:: Records for the exercise

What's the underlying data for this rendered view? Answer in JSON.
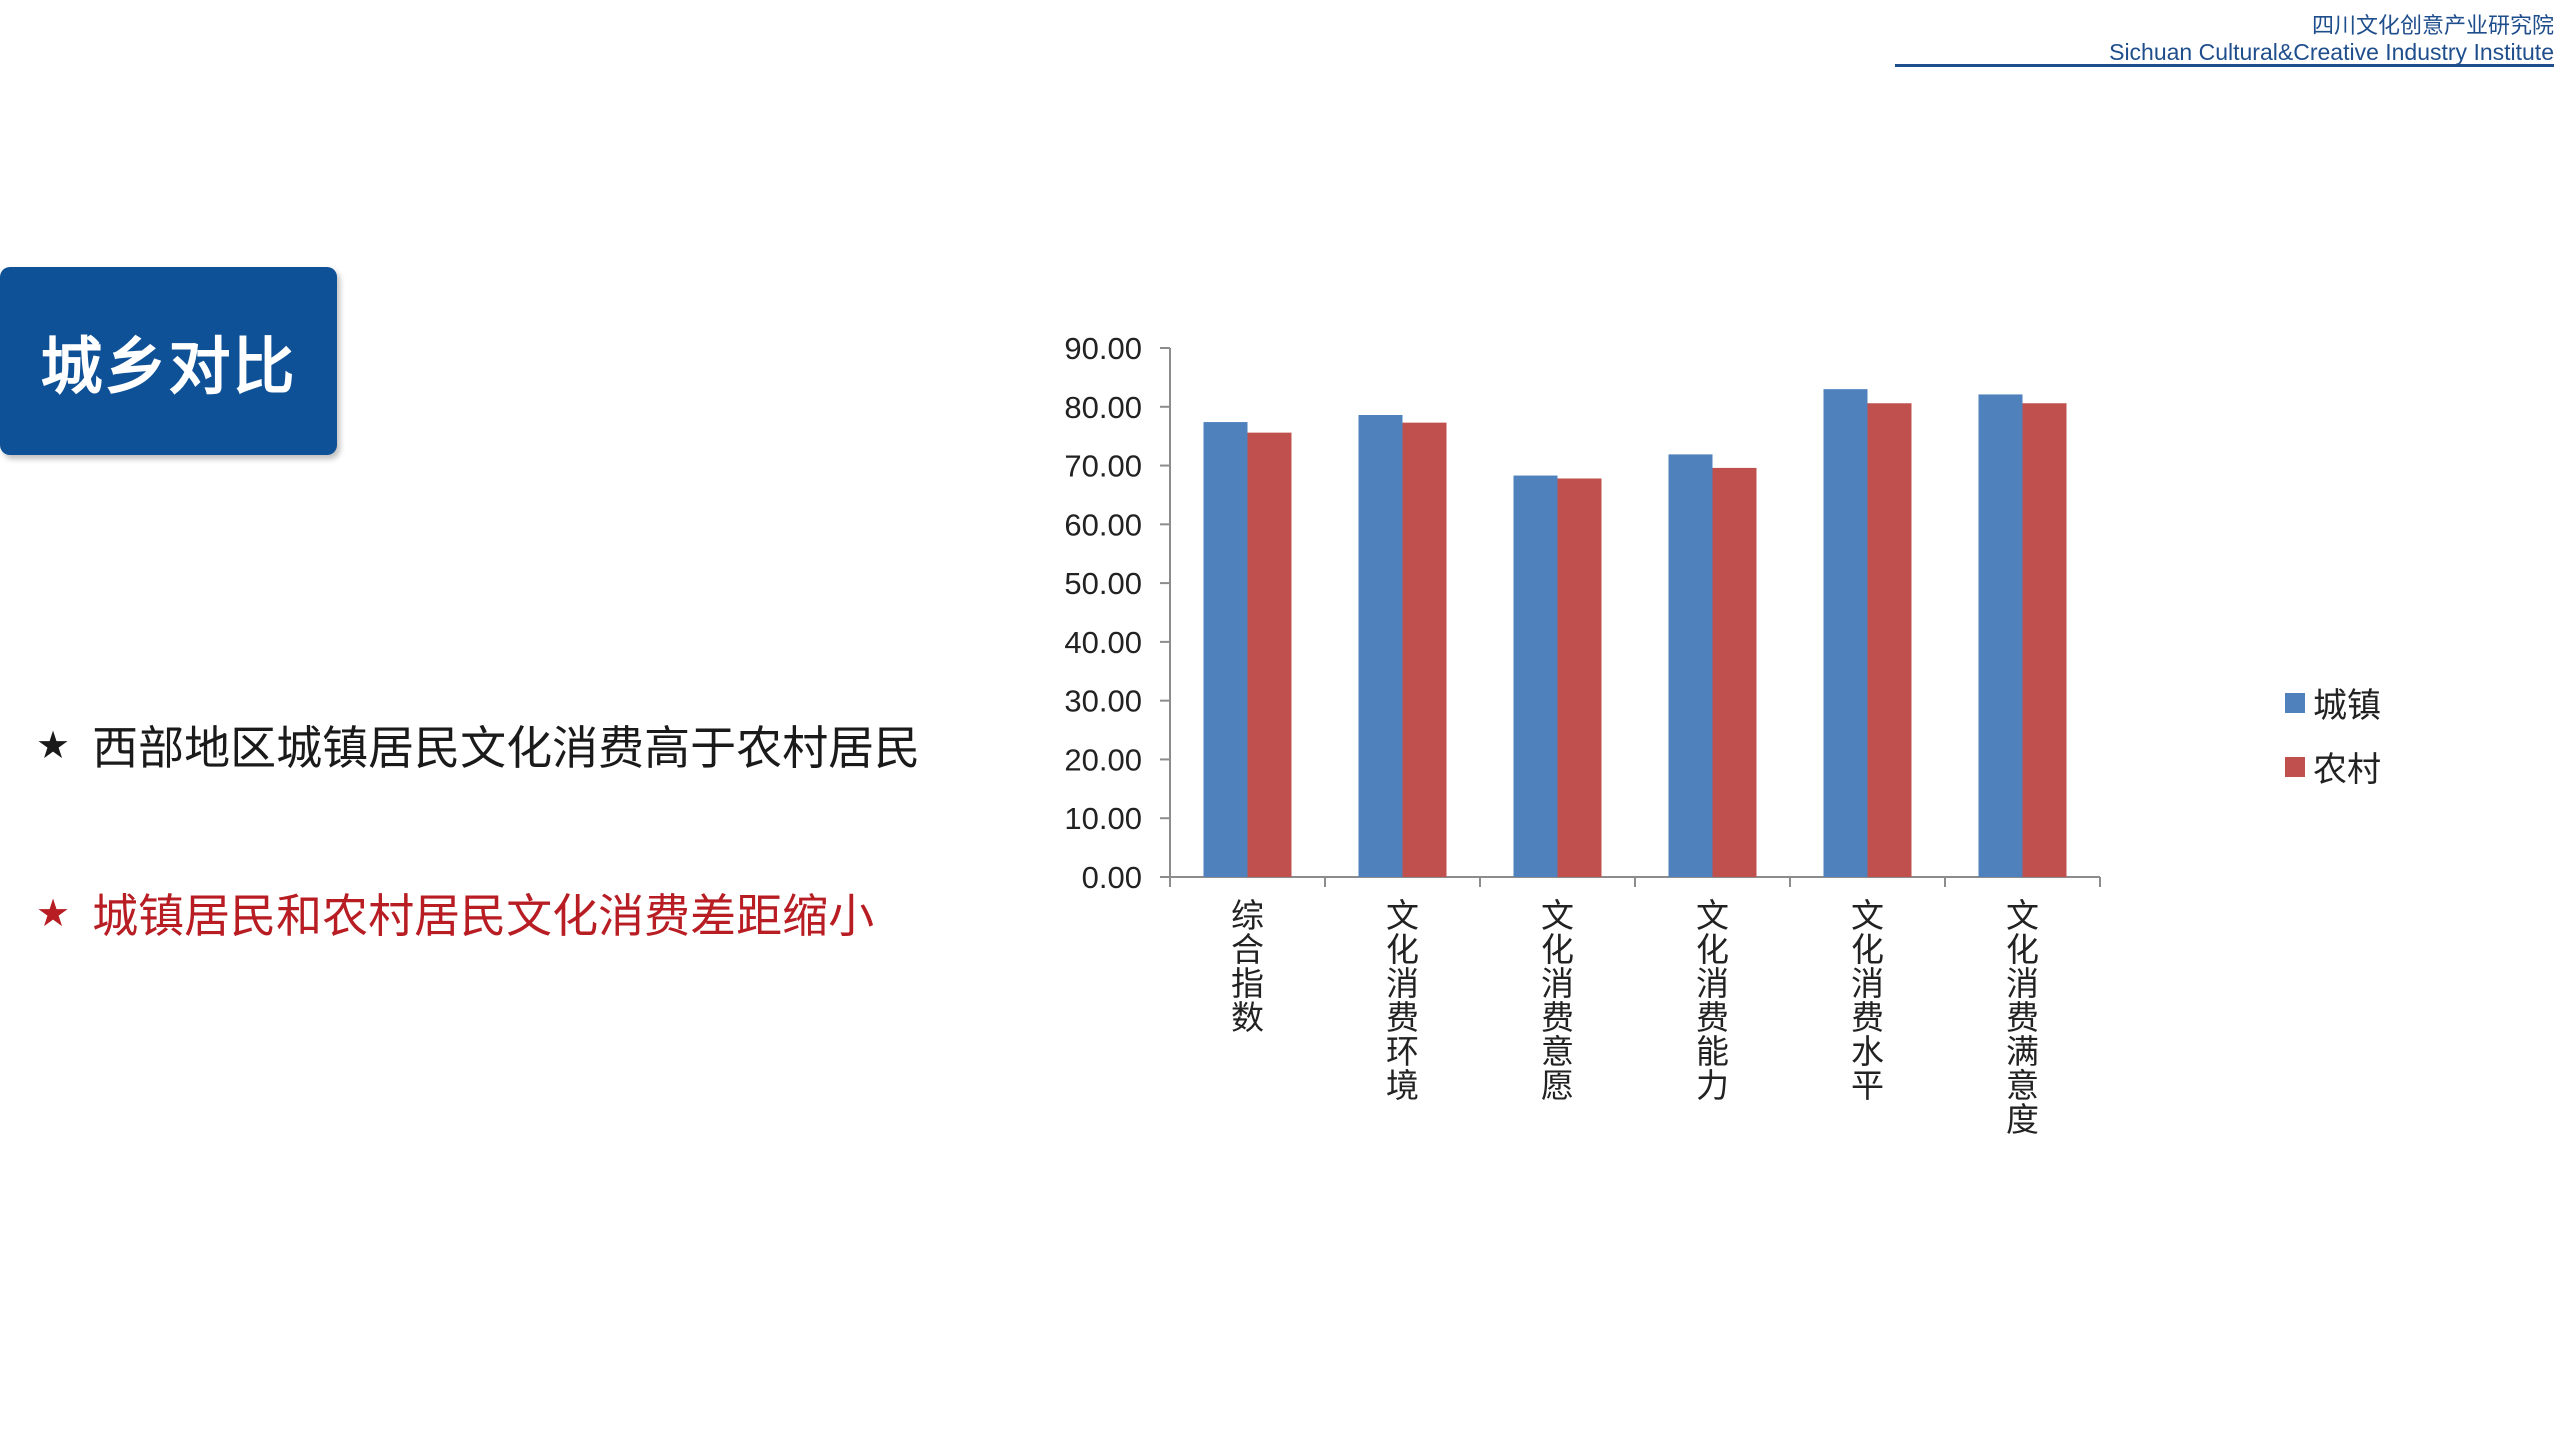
{
  "header": {
    "org_cn": "四川文化创意产业研究院",
    "org_en": "Sichuan Cultural&Creative Industry Institute"
  },
  "title": "城乡对比",
  "bullets": [
    {
      "star": "★",
      "text": "西部地区城镇居民文化消费高于农村居民",
      "color": "#1a1a1a"
    },
    {
      "star": "★",
      "text": "城镇居民和农村居民文化消费差距缩小",
      "color": "#b81d24"
    }
  ],
  "chart_data": {
    "type": "bar",
    "categories": [
      "综合指数",
      "文化消费环境",
      "文化消费意愿",
      "文化消费能力",
      "文化消费水平",
      "文化消费满意度"
    ],
    "series": [
      {
        "name": "城镇",
        "color": "#4f81bd",
        "values": [
          77.4,
          78.6,
          68.3,
          71.9,
          83.0,
          82.1
        ]
      },
      {
        "name": "农村",
        "color": "#c0504d",
        "values": [
          75.6,
          77.3,
          67.8,
          69.6,
          80.6,
          80.6
        ]
      }
    ],
    "yticks": [
      "0.00",
      "10.00",
      "20.00",
      "30.00",
      "40.00",
      "50.00",
      "60.00",
      "70.00",
      "80.00",
      "90.00"
    ],
    "ylim": [
      0,
      90
    ],
    "legend_position": "right",
    "grid": false
  }
}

::::

*Aim of the task*
Within the data above, count the lines that contain the string "text"; the reply is the number alone.

*Answer for the task*
2